RECORDS SHOWN
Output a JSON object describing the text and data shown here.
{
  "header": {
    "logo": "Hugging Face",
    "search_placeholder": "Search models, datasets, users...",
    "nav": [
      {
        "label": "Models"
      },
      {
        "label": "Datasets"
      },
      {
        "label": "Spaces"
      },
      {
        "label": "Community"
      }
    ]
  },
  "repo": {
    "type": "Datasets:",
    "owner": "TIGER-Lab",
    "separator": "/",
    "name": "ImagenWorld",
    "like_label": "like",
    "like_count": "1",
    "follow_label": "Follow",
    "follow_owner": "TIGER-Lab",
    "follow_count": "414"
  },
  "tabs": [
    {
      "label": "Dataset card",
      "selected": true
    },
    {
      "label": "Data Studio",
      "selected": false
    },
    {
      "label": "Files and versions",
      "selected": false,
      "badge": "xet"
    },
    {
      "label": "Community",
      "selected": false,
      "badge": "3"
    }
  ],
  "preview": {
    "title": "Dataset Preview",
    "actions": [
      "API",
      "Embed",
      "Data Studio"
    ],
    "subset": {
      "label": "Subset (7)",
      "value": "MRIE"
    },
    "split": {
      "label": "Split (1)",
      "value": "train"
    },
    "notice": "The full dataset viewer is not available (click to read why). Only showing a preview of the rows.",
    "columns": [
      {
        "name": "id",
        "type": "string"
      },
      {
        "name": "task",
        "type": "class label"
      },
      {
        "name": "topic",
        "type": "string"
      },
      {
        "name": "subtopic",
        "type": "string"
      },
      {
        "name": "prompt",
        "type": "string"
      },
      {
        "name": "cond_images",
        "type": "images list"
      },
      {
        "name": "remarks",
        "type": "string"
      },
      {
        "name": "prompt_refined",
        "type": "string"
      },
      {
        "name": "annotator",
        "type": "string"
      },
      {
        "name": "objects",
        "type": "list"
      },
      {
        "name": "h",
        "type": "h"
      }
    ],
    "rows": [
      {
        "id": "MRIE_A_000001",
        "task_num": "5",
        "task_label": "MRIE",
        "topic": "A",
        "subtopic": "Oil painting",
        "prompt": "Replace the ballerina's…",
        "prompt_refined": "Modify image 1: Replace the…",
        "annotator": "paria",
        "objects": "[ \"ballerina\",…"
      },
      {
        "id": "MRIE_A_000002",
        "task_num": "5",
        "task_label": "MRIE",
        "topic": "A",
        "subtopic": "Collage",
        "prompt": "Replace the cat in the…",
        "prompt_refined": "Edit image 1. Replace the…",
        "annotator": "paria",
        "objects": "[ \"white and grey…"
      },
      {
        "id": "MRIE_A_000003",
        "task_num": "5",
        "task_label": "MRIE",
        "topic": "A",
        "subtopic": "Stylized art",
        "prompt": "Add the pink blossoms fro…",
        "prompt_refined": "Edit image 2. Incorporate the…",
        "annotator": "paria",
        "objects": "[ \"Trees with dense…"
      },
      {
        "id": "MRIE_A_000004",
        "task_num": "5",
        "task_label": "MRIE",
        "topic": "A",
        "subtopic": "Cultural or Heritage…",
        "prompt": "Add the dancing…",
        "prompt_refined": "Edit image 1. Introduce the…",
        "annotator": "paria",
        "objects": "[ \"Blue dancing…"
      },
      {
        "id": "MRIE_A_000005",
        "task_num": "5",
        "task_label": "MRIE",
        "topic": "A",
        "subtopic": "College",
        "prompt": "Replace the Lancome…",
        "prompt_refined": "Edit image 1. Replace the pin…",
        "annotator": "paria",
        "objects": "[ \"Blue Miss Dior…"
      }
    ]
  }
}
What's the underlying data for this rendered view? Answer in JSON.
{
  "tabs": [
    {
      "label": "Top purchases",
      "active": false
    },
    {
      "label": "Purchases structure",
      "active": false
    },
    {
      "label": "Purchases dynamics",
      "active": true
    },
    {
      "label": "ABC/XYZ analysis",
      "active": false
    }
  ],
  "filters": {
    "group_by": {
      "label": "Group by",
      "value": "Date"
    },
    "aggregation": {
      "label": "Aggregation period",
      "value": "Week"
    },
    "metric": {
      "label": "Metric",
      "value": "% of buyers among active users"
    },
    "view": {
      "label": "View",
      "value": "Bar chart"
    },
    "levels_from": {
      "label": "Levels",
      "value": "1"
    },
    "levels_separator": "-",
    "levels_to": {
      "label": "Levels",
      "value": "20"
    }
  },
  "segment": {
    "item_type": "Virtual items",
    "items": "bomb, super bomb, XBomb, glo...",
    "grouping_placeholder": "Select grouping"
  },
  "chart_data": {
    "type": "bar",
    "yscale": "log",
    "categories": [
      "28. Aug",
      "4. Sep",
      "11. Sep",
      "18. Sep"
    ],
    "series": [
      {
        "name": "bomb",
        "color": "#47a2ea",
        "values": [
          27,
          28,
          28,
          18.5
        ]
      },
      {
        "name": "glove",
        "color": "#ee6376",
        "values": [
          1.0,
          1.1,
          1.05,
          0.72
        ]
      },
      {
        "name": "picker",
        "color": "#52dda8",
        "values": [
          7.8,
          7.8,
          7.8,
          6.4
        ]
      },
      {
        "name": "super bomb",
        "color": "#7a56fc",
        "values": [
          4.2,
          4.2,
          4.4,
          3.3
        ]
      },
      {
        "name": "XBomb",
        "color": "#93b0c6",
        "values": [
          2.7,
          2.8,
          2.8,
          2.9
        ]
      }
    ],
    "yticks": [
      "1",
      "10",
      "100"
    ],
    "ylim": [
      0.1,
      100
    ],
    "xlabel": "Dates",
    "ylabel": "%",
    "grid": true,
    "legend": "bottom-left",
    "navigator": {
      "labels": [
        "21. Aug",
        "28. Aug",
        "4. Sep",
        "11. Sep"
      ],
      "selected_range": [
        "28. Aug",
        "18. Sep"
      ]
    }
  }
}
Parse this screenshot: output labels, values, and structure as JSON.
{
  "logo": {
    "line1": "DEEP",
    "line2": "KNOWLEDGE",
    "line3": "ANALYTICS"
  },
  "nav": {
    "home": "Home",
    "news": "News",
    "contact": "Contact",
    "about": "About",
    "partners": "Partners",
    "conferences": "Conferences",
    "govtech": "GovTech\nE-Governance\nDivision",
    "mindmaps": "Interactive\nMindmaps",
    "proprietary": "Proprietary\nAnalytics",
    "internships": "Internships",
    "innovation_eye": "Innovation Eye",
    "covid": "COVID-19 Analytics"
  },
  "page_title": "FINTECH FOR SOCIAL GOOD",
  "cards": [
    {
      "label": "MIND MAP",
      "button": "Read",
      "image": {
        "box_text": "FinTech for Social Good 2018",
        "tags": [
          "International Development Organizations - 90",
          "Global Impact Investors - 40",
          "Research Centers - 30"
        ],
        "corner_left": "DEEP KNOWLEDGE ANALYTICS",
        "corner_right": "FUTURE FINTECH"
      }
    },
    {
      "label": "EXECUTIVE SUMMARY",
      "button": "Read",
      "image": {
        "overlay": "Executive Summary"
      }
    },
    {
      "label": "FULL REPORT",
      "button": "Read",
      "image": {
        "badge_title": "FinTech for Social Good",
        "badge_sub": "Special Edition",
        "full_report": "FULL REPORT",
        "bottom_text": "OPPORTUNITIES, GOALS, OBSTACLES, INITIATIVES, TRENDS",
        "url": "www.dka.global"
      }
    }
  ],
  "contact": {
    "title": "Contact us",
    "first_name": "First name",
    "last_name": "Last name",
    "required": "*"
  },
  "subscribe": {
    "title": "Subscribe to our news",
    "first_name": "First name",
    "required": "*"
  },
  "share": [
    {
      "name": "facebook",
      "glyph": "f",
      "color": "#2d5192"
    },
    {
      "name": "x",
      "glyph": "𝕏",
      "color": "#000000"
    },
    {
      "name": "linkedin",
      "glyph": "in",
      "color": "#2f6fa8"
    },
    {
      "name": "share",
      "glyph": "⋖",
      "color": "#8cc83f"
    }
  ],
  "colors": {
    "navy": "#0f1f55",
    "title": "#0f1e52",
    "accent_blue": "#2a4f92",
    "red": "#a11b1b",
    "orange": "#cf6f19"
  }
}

WRITTEN EXERCISE
How many of the lines above hold the word "users"? Give only that number.

RESULT
2